▸ **DIRECTIONS**: Will you give every entry again exactly as it stands?
═════ RECORDS SUPPLIED ═════
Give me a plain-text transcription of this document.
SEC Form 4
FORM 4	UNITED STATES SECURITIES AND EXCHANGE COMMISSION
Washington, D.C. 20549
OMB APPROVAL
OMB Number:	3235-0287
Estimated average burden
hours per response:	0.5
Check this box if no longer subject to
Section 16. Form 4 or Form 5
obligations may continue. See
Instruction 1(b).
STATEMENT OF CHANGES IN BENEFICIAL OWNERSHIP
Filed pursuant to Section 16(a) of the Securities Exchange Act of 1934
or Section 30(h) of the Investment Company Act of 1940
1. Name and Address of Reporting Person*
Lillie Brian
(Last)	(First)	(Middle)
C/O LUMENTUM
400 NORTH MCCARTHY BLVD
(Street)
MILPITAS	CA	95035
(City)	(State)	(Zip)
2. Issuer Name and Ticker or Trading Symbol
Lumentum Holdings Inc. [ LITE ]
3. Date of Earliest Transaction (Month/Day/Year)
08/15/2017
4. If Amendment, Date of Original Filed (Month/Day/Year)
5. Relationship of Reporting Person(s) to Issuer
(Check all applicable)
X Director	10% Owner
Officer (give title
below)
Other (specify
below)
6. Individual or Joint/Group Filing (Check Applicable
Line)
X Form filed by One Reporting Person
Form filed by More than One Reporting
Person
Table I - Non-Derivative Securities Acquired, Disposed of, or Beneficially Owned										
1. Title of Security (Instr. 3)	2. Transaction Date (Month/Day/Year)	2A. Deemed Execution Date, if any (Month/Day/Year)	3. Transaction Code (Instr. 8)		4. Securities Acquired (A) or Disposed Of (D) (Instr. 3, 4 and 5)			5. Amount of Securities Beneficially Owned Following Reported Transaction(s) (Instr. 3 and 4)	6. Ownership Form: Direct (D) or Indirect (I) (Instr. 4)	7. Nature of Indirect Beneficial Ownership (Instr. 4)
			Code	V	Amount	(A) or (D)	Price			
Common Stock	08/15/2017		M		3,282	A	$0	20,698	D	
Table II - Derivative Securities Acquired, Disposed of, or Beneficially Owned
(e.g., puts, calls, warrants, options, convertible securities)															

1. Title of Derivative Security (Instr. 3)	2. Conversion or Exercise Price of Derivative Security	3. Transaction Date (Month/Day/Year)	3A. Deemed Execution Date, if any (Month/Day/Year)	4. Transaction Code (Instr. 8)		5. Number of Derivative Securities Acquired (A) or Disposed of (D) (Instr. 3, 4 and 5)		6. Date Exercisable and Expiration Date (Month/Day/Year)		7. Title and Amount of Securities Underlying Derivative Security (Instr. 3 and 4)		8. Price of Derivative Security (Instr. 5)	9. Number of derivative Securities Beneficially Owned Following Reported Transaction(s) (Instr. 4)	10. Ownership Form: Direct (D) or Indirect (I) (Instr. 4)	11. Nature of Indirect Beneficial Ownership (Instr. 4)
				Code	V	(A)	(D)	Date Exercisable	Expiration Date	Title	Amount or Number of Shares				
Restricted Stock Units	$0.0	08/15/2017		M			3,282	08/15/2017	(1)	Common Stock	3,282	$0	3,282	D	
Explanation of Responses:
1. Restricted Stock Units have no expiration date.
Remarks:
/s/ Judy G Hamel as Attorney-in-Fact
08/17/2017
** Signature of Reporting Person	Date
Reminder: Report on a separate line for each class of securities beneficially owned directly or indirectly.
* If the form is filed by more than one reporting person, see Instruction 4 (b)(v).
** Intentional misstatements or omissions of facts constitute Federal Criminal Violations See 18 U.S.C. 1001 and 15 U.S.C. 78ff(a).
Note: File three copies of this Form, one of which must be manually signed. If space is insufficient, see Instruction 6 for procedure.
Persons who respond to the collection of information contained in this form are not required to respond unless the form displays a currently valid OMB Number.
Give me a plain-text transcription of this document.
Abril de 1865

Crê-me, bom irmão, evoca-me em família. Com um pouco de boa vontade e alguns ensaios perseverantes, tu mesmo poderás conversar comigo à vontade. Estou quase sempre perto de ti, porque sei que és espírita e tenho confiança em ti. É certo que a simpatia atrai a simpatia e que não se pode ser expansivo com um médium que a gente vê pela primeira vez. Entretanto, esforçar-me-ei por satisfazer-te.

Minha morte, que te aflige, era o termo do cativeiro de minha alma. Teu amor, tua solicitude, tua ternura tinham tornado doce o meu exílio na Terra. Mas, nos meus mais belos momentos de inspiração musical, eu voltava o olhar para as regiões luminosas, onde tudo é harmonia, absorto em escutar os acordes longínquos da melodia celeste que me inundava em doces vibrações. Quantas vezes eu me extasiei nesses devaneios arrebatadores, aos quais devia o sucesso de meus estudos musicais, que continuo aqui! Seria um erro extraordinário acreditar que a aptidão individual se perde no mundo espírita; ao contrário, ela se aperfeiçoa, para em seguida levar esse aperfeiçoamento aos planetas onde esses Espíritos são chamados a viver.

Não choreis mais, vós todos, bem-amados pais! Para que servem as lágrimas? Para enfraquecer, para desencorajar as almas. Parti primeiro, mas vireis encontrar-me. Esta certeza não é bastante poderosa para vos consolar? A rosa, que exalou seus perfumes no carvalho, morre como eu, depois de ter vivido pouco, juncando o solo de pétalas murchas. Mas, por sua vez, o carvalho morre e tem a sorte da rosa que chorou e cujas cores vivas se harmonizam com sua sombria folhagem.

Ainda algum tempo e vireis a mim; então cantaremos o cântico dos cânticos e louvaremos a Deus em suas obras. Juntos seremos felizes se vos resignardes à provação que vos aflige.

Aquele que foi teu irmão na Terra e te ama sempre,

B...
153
═════
▸ **FULL SOLUTION**:
Give me a plain-text transcription of this document.
SEC Form 4
FORM 4	UNITED STATES SECURITIES AND EXCHANGE COMMISSION
Washington, D.C. 20549
OMB APPROVAL
OMB Number:	3235-0287
Estimated average burden
hours per response:	0.5
Check this box if no longer subject to
Section 16. Form 4 or Form 5
obligations may continue. See
Instruction 1(b).
STATEMENT OF CHANGES IN BENEFICIAL OWNERSHIP
Filed pursuant to Section 16(a) of the Securities Exchange Act of 1934
or Section 30(h) of the Investment Company Act of 1940
1. Name and Address of Reporting Person*
Lillie Brian
(Last)	(First)	(Middle)
C/O LUMENTUM
400 NORTH MCCARTHY BLVD
(Street)
MILPITAS	CA	95035
(City)	(State)	(Zip)
2. Issuer Name and Ticker or Trading Symbol
Lumentum Holdings Inc. [ LITE ]
3. Date of Earliest Transaction (Month/Day/Year)
08/15/2017
4. If Amendment, Date of Original Filed (Month/Day/Year)
5. Relationship of Reporting Person(s) to Issuer
(Check all applicable)
X Director	10% Owner
Officer (give title
below)
Other (specify
below)
6. Individual or Joint/Group Filing (Check Applicable
Line)
X Form filed by One Reporting Person
Form filed by More than One Reporting
Person
Table I - Non-Derivative Securities Acquired, Disposed of, or Beneficially Owned										
1. Title of Security (Instr. 3)	2. Transaction Date (Month/Day/Year)	2A. Deemed Execution Date, if any (Month/Day/Year)	3. Transaction Code (Instr. 8)		4. Securities Acquired (A) or Disposed Of (D) (Instr. 3, 4 and 5)			5. Amount of Securities Beneficially Owned Following Reported Transaction(s) (Instr. 3 and 4)	6. Ownership Form: Direct (D) or Indirect (I) (Instr. 4)	7. Nature of Indirect Beneficial Ownership (Instr. 4)
			Code	V	Amount	(A) or (D)	Price			
Common Stock	08/15/2017		M		3,282	A	$0	20,698	D	
Table II - Derivative Securities Acquired, Disposed of, or Beneficially Owned
(e.g., puts, calls, warrants, options, convertible securities)															

1. Title of Derivative Security (Instr. 3)	2. Conversion or Exercise Price of Derivative Security	3. Transaction Date (Month/Day/Year)	3A. Deemed Execution Date, if any (Month/Day/Year)	4. Transaction Code (Instr. 8)		5. Number of Derivative Securities Acquired (A) or Disposed of (D) (Instr. 3, 4 and 5)		6. Date Exercisable and Expiration Date (Month/Day/Year)		7. Title and Amount of Securities Underlying Derivative Security (Instr. 3 and 4)		8. Price of Derivative Security (Instr. 5)	9. Number of derivative Securities Beneficially Owned Following Reported Transaction(s) (Instr. 4)	10. Ownership Form: Direct (D) or Indirect (I) (Instr. 4)	11. Nature of Indirect Beneficial Ownership (Instr. 4)
				Code	V	(A)	(D)	Date Exercisable	Expiration Date	Title	Amount or Number of Shares				
Restricted Stock Units	$0.0	08/15/2017		M			3,282	08/15/2017	(1)	Common Stock	3,282	$0	3,282	D	
Explanation of Responses:
1. Restricted Stock Units have no expiration date.
Remarks:
/s/ Judy G Hamel as Attorney-in-Fact
08/17/2017
** Signature of Reporting Person	Date
Reminder: Report on a separate line for each class of securities beneficially owned directly or indirectly.
* If the form is filed by more than one reporting person, see Instruction 4 (b)(v).
** Intentional misstatements or omissions of facts constitute Federal Criminal Violations See 18 U.S.C. 1001 and 15 U.S.C. 78ff(a).
Note: File three copies of this Form, one of which must be manually signed. If space is insufficient, see Instruction 6 for procedure.
Persons who respond to the collection of information contained in this form are not required to respond unless the form displays a currently valid OMB Number.
Give me a plain-text transcription of this document.
Abril de 1865

Crê-me, bom irmão, evoca-me em família. Com um pouco de boa vontade e alguns ensaios perseverantes, tu mesmo poderás conversar comigo à vontade. Estou quase sempre perto de ti, porque sei que és espírita e tenho confiança em ti. É certo que a simpatia atrai a simpatia e que não se pode ser expansivo com um médium que a gente vê pela primeira vez. Entretanto, esforçar-me-ei por satisfazer-te.

Minha morte, que te aflige, era o termo do cativeiro de minha alma. Teu amor, tua solicitude, tua ternura tinham tornado doce o meu exílio na Terra. Mas, nos meus mais belos momentos de inspiração musical, eu voltava o olhar para as regiões luminosas, onde tudo é harmonia, absorto em escutar os acordes longínquos da melodia celeste que me inundava em doces vibrações. Quantas vezes eu me extasiei nesses devaneios arrebatadores, aos quais devia o sucesso de meus estudos musicais, que continuo aqui! Seria um erro extraordinário acreditar que a aptidão individual se perde no mundo espírita; ao contrário, ela se aperfeiçoa, para em seguida levar esse aperfeiçoamento aos planetas onde esses Espíritos são chamados a viver.

Não choreis mais, vós todos, bem-amados pais! Para que servem as lágrimas? Para enfraquecer, para desencorajar as almas. Parti primeiro, mas vireis encontrar-me. Esta certeza não é bastante poderosa para vos consolar? A rosa, que exalou seus perfumes no carvalho, morre como eu, depois de ter vivido pouco, juncando o solo de pétalas murchas. Mas, por sua vez, o carvalho morre e tem a sorte da rosa que chorou e cujas cores vivas se harmonizam com sua sombria folhagem.

Ainda algum tempo e vireis a mim; então cantaremos o cântico dos cânticos e louvaremos a Deus em suas obras. Juntos seremos felizes se vos resignardes à provação que vos aflige.

Aquele que foi teu irmão na Terra e te ama sempre,

B...
153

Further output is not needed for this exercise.